··· Dataset entries ···
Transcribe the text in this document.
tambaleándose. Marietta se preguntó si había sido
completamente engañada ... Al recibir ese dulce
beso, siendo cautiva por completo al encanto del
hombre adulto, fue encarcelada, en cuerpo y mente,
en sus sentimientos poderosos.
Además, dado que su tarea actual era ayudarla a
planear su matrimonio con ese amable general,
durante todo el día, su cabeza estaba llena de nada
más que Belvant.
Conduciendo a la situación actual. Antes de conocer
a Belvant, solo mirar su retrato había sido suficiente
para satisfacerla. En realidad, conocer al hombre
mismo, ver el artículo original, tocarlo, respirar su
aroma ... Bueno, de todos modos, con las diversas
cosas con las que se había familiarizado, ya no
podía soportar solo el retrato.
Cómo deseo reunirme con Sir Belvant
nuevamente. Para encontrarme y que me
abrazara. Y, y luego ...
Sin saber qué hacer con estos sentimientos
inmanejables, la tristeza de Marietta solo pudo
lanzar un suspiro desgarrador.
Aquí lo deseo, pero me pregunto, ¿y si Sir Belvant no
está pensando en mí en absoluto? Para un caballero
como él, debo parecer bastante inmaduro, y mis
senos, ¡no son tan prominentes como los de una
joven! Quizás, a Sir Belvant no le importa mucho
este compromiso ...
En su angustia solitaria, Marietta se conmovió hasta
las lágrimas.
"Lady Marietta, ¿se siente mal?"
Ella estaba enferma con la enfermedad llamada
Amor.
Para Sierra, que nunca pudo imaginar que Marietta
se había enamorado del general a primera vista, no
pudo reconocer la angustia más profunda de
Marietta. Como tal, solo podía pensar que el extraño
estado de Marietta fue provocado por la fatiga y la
···
• _Stated task_: Restate all of the entries above precisely.

• _Reply_:
Transcribe the text in this document.
tambaleándose. Marietta se preguntó si había sido
completamente engañada ... Al recibir ese dulce
beso, siendo cautiva por completo al encanto del
hombre adulto, fue encarcelada, en cuerpo y mente,
en sus sentimientos poderosos.
Además, dado que su tarea actual era ayudarla a
planear su matrimonio con ese amable general,
durante todo el día, su cabeza estaba llena de nada
más que Belvant.
Conduciendo a la situación actual. Antes de conocer
a Belvant, solo mirar su retrato había sido suficiente
para satisfacerla. En realidad, conocer al hombre
mismo, ver el artículo original, tocarlo, respirar su
aroma ... Bueno, de todos modos, con las diversas
cosas con las que se había familiarizado, ya no
podía soportar solo el retrato.
Cómo deseo reunirme con Sir Belvant
nuevamente. Para encontrarme y que me
abrazara. Y, y luego ...
Sin saber qué hacer con estos sentimientos
inmanejables, la tristeza de Marietta solo pudo
lanzar un suspiro desgarrador.
Aquí lo deseo, pero me pregunto, ¿y si Sir Belvant no
está pensando en mí en absoluto? Para un caballero
como él, debo parecer bastante inmaduro, y mis
senos, ¡no son tan prominentes como los de una
joven! Quizás, a Sir Belvant no le importa mucho
este compromiso ...
En su angustia solitaria, Marietta se conmovió hasta
las lágrimas.
"Lady Marietta, ¿se siente mal?"
Ella estaba enferma con la enfermedad llamada
Amor.
Para Sierra, que nunca pudo imaginar que Marietta
se había enamorado del general a primera vista, no
pudo reconocer la angustia más profunda de
Marietta. Como tal, solo podía pensar que el extraño
estado de Marietta fue provocado por la fatiga y la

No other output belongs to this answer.